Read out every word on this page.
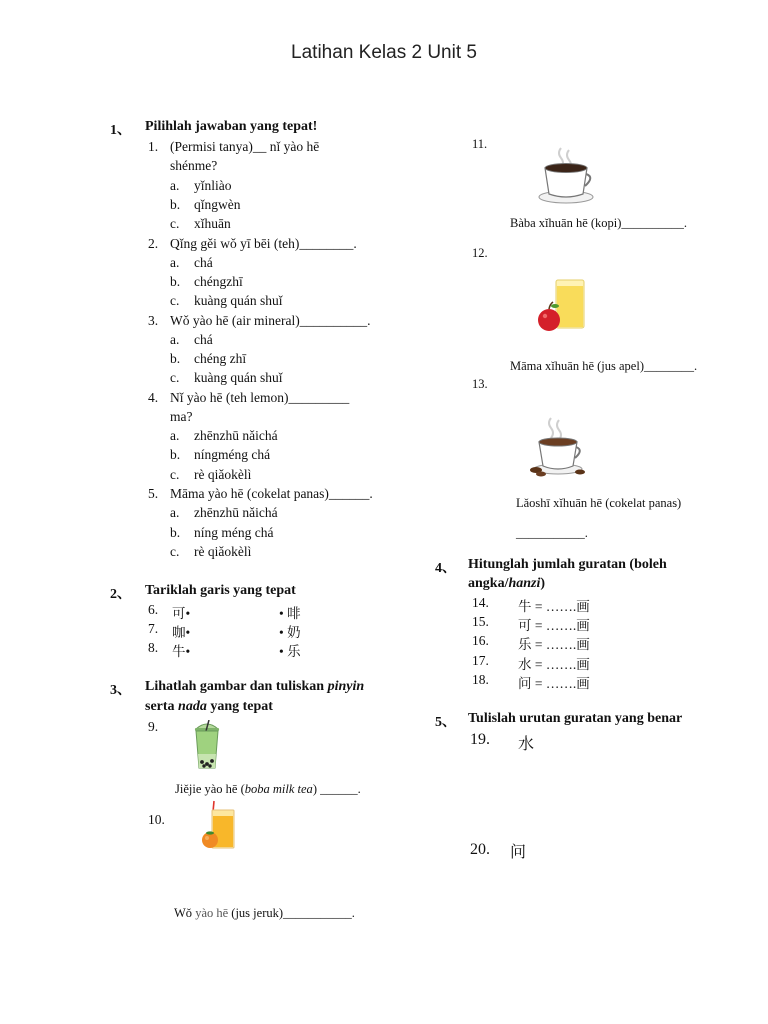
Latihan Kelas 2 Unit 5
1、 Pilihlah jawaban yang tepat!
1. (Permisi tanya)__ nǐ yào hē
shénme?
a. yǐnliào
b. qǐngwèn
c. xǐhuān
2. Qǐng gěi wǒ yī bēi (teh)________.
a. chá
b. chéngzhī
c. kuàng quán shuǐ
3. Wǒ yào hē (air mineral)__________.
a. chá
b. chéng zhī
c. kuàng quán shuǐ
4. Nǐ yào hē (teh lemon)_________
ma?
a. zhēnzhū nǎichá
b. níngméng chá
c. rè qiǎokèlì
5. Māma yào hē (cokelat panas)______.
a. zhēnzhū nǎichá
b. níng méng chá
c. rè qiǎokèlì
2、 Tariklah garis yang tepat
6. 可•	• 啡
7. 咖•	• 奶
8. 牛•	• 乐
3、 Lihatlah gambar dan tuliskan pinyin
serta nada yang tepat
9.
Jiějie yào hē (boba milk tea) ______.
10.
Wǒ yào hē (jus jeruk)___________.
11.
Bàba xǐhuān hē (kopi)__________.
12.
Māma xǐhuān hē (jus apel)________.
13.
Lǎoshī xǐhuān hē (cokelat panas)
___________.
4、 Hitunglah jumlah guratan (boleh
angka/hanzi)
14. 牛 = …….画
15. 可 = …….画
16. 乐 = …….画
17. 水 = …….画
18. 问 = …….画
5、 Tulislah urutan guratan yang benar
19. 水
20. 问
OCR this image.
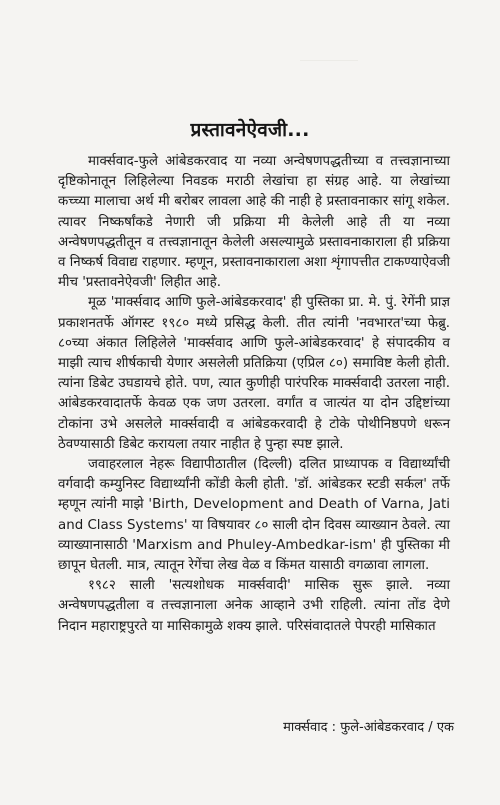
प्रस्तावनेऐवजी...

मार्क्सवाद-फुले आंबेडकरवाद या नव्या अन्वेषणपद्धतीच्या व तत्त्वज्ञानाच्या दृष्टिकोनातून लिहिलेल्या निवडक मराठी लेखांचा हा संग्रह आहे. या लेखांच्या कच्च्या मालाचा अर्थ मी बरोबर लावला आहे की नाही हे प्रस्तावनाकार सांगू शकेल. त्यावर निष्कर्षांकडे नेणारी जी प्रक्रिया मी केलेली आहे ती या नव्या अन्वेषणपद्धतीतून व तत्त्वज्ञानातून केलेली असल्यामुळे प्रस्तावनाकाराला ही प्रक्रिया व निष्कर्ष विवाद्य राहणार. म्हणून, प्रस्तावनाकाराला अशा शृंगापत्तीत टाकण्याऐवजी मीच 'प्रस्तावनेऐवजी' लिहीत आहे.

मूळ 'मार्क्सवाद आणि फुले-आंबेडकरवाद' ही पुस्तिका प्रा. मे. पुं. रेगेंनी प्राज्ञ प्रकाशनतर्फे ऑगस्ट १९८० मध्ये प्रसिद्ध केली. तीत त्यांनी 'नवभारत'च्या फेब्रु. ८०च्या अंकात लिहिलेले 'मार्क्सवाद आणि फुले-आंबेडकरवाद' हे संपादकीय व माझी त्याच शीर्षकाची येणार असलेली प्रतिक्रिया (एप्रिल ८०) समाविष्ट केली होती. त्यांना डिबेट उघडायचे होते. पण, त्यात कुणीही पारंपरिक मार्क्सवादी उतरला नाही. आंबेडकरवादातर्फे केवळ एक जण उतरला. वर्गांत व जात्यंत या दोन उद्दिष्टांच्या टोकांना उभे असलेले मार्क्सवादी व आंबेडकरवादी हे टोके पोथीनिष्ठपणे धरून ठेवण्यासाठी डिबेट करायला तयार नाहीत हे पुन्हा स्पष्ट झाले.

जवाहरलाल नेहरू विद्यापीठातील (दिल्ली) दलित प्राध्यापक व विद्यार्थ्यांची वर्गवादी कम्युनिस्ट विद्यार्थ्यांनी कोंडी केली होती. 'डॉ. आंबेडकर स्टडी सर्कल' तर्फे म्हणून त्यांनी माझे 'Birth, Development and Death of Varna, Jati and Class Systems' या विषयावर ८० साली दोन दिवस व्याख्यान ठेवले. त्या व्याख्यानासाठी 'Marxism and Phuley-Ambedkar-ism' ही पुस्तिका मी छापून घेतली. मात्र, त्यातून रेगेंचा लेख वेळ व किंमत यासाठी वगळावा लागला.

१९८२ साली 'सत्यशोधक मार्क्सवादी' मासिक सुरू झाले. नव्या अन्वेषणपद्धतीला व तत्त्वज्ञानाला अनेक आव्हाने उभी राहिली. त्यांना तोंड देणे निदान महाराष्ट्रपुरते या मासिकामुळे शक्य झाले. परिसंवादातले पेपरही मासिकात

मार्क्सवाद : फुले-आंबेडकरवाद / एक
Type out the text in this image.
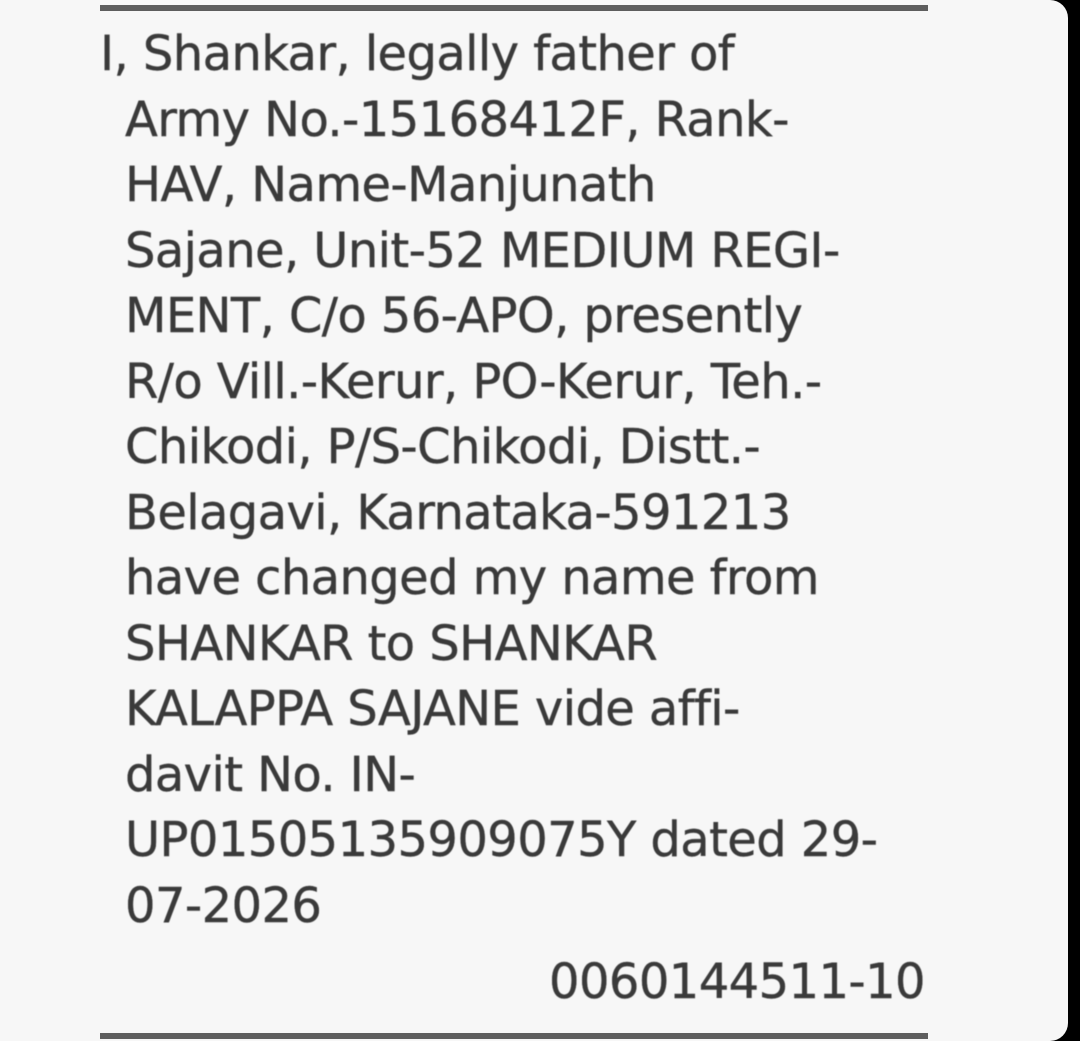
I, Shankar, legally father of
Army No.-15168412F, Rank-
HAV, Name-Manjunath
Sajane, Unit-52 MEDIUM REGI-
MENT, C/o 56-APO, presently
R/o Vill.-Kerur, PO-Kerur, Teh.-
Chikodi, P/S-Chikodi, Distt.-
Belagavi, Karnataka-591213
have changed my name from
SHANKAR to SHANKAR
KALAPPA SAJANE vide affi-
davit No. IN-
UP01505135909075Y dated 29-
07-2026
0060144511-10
================
● Your goal: Reproduce the listing above exactly, excluding all pictures.

● Task result:
Read out every word on this page.
Latihan Kelas 2 Unit 5
1、 Pilihlah jawaban yang tepat!
1. (Permisi tanya)__ nǐ yào hē
shénme?
a. yǐnliào
b. qǐngwèn
c. xǐhuān
2. Qǐng gěi wǒ yī bēi (teh)________.
a. chá
b. chéngzhī
c. kuàng quán shuǐ
3. Wǒ yào hē (air mineral)__________.
a. chá
b. chéng zhī
c. kuàng quán shuǐ
4. Nǐ yào hē (teh lemon)_________
ma?
a. zhēnzhū nǎichá
b. níngméng chá
c. rè qiǎokèlì
5. Māma yào hē (cokelat panas)______.
a. zhēnzhū nǎichá
b. níng méng chá
c. rè qiǎokèlì
2、 Tariklah garis yang tepat
6. 可•	• 啡
7. 咖•	• 奶
8. 牛•	• 乐
3、 Lihatlah gambar dan tuliskan pinyin
serta nada yang tepat
9.
Jiějie yào hē (boba milk tea) ______.
10.
Wǒ yào hē (jus jeruk)___________.
11.
Bàba xǐhuān hē (kopi)__________.
12.
Māma xǐhuān hē (jus apel)________.
13.
Lǎoshī xǐhuān hē (cokelat panas)
___________.
4、 Hitunglah jumlah guratan (boleh
angka/hanzi)
14. 牛 = …….画
15. 可 = …….画
16. 乐 = …….画
17. 水 = …….画
18. 问 = …….画
5、 Tulislah urutan guratan yang benar
19. 水
20. 问
OCR this image.
प्रस्तावनेऐवजी...

मार्क्सवाद-फुले आंबेडकरवाद या नव्या अन्वेषणपद्धतीच्या व तत्त्वज्ञानाच्या दृष्टिकोनातून लिहिलेल्या निवडक मराठी लेखांचा हा संग्रह आहे. या लेखांच्या कच्च्या मालाचा अर्थ मी बरोबर लावला आहे की नाही हे प्रस्तावनाकार सांगू शकेल. त्यावर निष्कर्षांकडे नेणारी जी प्रक्रिया मी केलेली आहे ती या नव्या अन्वेषणपद्धतीतून व तत्त्वज्ञानातून केलेली असल्यामुळे प्रस्तावनाकाराला ही प्रक्रिया व निष्कर्ष विवाद्य राहणार. म्हणून, प्रस्तावनाकाराला अशा शृंगापत्तीत टाकण्याऐवजी मीच 'प्रस्तावनेऐवजी' लिहीत आहे.

मूळ 'मार्क्सवाद आणि फुले-आंबेडकरवाद' ही पुस्तिका प्रा. मे. पुं. रेगेंनी प्राज्ञ प्रकाशनतर्फे ऑगस्ट १९८० मध्ये प्रसिद्ध केली. तीत त्यांनी 'नवभारत'च्या फेब्रु. ८०च्या अंकात लिहिलेले 'मार्क्सवाद आणि फुले-आंबेडकरवाद' हे संपादकीय व माझी त्याच शीर्षकाची येणार असलेली प्रतिक्रिया (एप्रिल ८०) समाविष्ट केली होती. त्यांना डिबेट उघडायचे होते. पण, त्यात कुणीही पारंपरिक मार्क्सवादी उतरला नाही. आंबेडकरवादातर्फे केवळ एक जण उतरला. वर्गांत व जात्यंत या दोन उद्दिष्टांच्या टोकांना उभे असलेले मार्क्सवादी व आंबेडकरवादी हे टोके पोथीनिष्ठपणे धरून ठेवण्यासाठी डिबेट करायला तयार नाहीत हे पुन्हा स्पष्ट झाले.

जवाहरलाल नेहरू विद्यापीठातील (दिल्ली) दलित प्राध्यापक व विद्यार्थ्यांची वर्गवादी कम्युनिस्ट विद्यार्थ्यांनी कोंडी केली होती. 'डॉ. आंबेडकर स्टडी सर्कल' तर्फे म्हणून त्यांनी माझे 'Birth, Development and Death of Varna, Jati and Class Systems' या विषयावर ८० साली दोन दिवस व्याख्यान ठेवले. त्या व्याख्यानासाठी 'Marxism and Phuley-Ambedkar-ism' ही पुस्तिका मी छापून घेतली. मात्र, त्यातून रेगेंचा लेख वेळ व किंमत यासाठी वगळावा लागला.

१९८२ साली 'सत्यशोधक मार्क्सवादी' मासिक सुरू झाले. नव्या अन्वेषणपद्धतीला व तत्त्वज्ञानाला अनेक आव्हाने उभी राहिली. त्यांना तोंड देणे निदान महाराष्ट्रपुरते या मासिकामुळे शक्य झाले. परिसंवादातले पेपरही मासिकात

मार्क्सवाद : फुले-आंबेडकरवाद / एक
Type out the text in this image.
I, Shankar, legally father of
Army No.-15168412F, Rank-
HAV, Name-Manjunath
Sajane, Unit-52 MEDIUM REGI-
MENT, C/o 56-APO, presently
R/o Vill.-Kerur, PO-Kerur, Teh.-
Chikodi, P/S-Chikodi, Distt.-
Belagavi, Karnataka-591213
have changed my name from
SHANKAR to SHANKAR
KALAPPA SAJANE vide affi-
davit No. IN-
UP01505135909075Y dated 29-
07-2026
0060144511-10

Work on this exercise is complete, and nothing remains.